- Passage -
● ● ● ● ● ● ●

QE cannot reproduce it on x86
Looks very similar to: commit 3d4f2534834cd9f9bbb3dd145fa61fd2ac0dd535 Author: Thomas Huth <thuth@redhat.com> Date: Mon Jul 18 15:19:04 2016 +0200 ppc: Huge page detection mechanism fixes - Episode III After already fixing two issues with the huge page detection mechanism (see commit 159d2e39a860 and 86b50f2e1bef), Greg Kurz noticed another case that caused the guest to crash where QEMU announces huge pages though they should not be available for the guest: qemu-system-ppc64 -enable-kvm ... -mem-path /dev/hugepages \ -m 1G,slots=4,maxmem=32G -object memory-backend-ram,policy=default,size=1G,id=mem-mem1 \ -device pc-dimm,id=dimm-mem1,memdev=mem-mem1 -smp 2 \ -numa node,nodeid=0 -numa node,nodeid=1 That means if there is a global mem-path option, we still have to look at the memory-backend objects that have been specified additionally and return their minimum page size if that value is smaller than the page size of the main memory. But this commit is already in 2.8.0 (since 2.7.0).
Looks like kvmppc_book3s_hv_page_fault() in arch/powerpc/kvm/book3s_64_mmu_hv.c of the kernel KVM code returns -EFAULT - and this then causes the "error: kvm run failed Bad address" in QEMU... I'll try to find out why this happens...

● ● ● ● ● ● ●

- Stored data -
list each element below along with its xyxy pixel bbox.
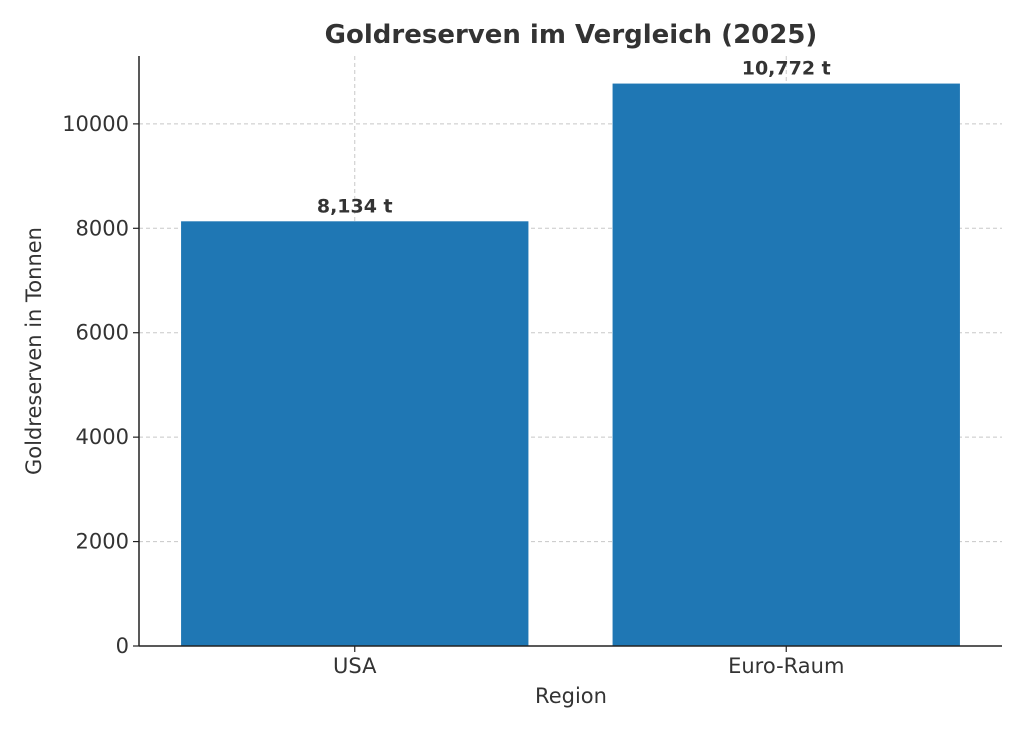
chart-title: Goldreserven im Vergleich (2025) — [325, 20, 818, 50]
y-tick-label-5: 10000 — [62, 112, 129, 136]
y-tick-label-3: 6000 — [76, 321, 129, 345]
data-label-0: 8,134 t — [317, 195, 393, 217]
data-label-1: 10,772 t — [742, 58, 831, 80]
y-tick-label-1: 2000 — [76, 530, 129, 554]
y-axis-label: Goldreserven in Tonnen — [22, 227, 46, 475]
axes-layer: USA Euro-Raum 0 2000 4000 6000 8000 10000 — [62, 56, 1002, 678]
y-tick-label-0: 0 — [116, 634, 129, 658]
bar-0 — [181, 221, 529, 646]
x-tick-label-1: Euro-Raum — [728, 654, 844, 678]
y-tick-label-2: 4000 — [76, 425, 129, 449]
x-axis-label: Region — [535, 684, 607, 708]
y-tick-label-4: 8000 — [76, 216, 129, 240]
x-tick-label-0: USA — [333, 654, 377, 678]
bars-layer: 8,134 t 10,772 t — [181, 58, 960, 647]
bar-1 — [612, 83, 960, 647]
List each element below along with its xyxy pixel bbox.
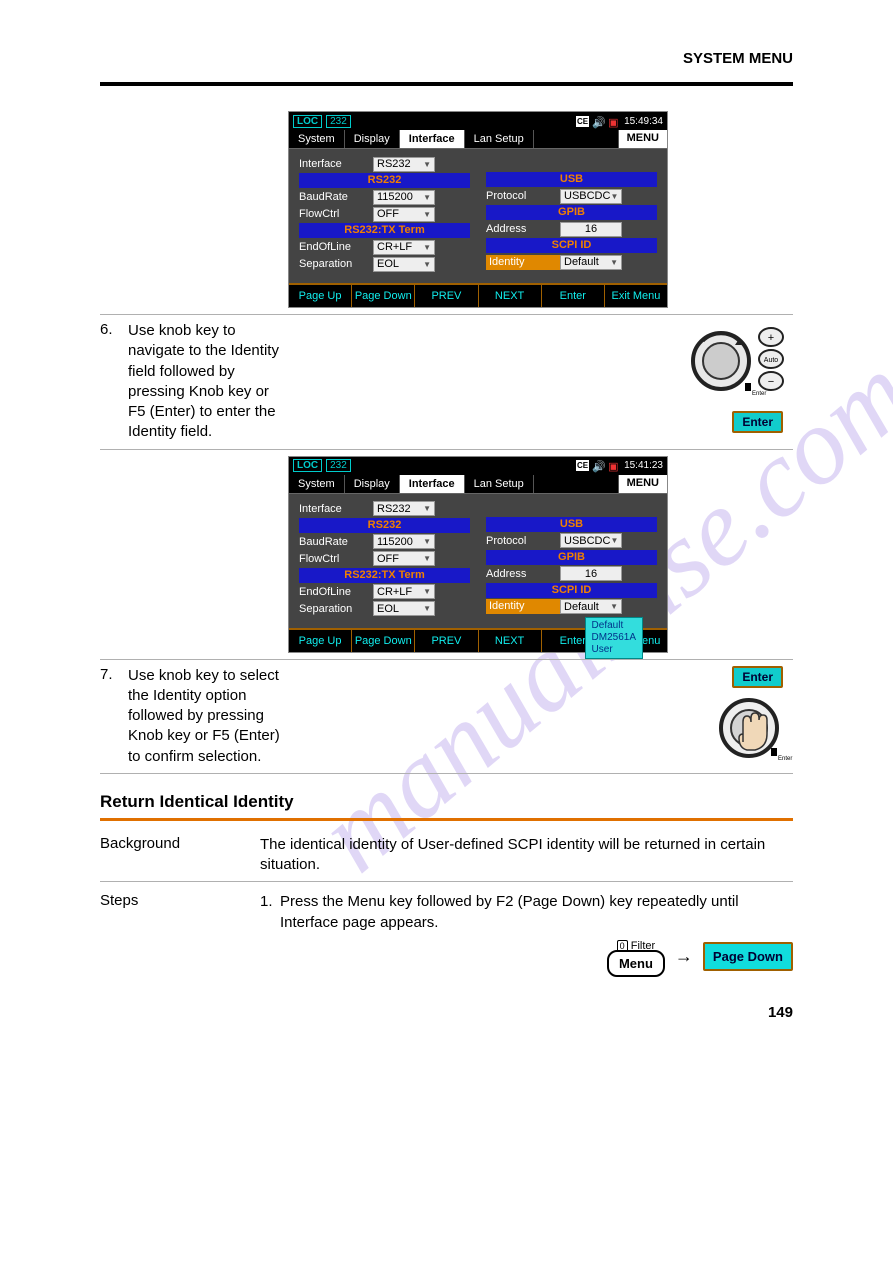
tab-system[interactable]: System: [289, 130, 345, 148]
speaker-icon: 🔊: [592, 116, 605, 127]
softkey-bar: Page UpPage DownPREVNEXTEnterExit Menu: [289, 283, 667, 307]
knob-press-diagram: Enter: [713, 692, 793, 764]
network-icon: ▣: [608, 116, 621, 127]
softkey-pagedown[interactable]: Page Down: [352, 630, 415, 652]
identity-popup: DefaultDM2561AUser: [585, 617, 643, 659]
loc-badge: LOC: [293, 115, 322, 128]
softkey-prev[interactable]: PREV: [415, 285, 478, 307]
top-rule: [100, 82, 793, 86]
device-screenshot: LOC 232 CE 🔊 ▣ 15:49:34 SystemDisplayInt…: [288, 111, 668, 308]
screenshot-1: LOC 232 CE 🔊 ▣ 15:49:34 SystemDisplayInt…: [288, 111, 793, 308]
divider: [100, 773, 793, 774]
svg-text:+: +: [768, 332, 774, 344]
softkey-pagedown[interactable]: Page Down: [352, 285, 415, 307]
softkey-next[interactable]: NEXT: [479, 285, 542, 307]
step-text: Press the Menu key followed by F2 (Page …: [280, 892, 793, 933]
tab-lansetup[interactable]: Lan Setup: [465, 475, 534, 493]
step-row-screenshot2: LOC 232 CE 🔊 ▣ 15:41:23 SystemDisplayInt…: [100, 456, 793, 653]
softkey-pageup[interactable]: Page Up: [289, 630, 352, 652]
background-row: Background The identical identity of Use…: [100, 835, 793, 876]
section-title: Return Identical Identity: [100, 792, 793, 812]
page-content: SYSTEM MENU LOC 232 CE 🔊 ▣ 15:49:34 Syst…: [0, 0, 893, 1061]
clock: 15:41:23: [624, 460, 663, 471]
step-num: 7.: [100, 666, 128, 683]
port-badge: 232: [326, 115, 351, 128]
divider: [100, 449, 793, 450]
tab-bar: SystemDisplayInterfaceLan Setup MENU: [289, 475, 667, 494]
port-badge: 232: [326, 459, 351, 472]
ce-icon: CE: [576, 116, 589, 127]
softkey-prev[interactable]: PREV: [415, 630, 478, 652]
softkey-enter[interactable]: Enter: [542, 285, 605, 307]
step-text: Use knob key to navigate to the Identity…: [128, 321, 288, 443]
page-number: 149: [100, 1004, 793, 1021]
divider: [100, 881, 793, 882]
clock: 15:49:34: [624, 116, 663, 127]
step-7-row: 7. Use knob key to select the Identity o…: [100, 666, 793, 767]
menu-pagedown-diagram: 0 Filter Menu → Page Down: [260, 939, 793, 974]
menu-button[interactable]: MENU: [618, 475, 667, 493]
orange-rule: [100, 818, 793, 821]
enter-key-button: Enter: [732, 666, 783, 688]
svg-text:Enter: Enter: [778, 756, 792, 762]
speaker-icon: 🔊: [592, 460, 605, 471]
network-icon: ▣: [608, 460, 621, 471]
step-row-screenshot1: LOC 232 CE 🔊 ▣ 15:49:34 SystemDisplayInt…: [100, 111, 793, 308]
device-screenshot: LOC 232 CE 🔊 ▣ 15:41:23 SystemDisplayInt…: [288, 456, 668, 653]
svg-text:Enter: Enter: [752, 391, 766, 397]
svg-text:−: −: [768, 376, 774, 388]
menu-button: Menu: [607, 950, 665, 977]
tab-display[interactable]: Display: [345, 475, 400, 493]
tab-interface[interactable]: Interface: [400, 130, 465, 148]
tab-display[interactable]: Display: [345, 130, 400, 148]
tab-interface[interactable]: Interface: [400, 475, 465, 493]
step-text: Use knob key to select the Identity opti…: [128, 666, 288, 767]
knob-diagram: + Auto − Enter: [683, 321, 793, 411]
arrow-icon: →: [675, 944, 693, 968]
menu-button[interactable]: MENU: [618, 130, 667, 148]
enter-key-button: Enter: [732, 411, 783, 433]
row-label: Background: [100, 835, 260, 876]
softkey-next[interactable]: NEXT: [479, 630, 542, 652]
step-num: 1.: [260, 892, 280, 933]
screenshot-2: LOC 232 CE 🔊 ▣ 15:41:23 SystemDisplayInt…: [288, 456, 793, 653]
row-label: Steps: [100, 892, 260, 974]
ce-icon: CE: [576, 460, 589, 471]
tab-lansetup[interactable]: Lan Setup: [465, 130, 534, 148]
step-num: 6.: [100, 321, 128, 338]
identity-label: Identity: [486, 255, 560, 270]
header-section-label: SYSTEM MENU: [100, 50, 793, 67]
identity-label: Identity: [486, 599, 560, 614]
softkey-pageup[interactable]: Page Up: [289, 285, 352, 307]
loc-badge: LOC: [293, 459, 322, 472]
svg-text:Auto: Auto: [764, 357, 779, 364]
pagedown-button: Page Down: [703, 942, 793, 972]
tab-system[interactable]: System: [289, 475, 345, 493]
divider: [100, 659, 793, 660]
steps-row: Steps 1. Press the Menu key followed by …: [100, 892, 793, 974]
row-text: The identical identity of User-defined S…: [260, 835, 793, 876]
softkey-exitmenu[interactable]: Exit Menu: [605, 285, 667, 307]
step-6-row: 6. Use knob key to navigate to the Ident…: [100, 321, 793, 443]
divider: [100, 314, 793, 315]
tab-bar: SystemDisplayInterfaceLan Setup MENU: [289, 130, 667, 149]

● ● ● ● ● ● ●

Answer these about the bug thread:
1. On which architecture could QE not reproduce the problem?
2. Since which QEMU version has the huge page detection commit been included?
3. Which kernel KVM function returns -EFAULT?
The listing comes from a different source than the thread.

1. x86
2. 2.7.0
3. kvmppc_book3s_hv_page_fault()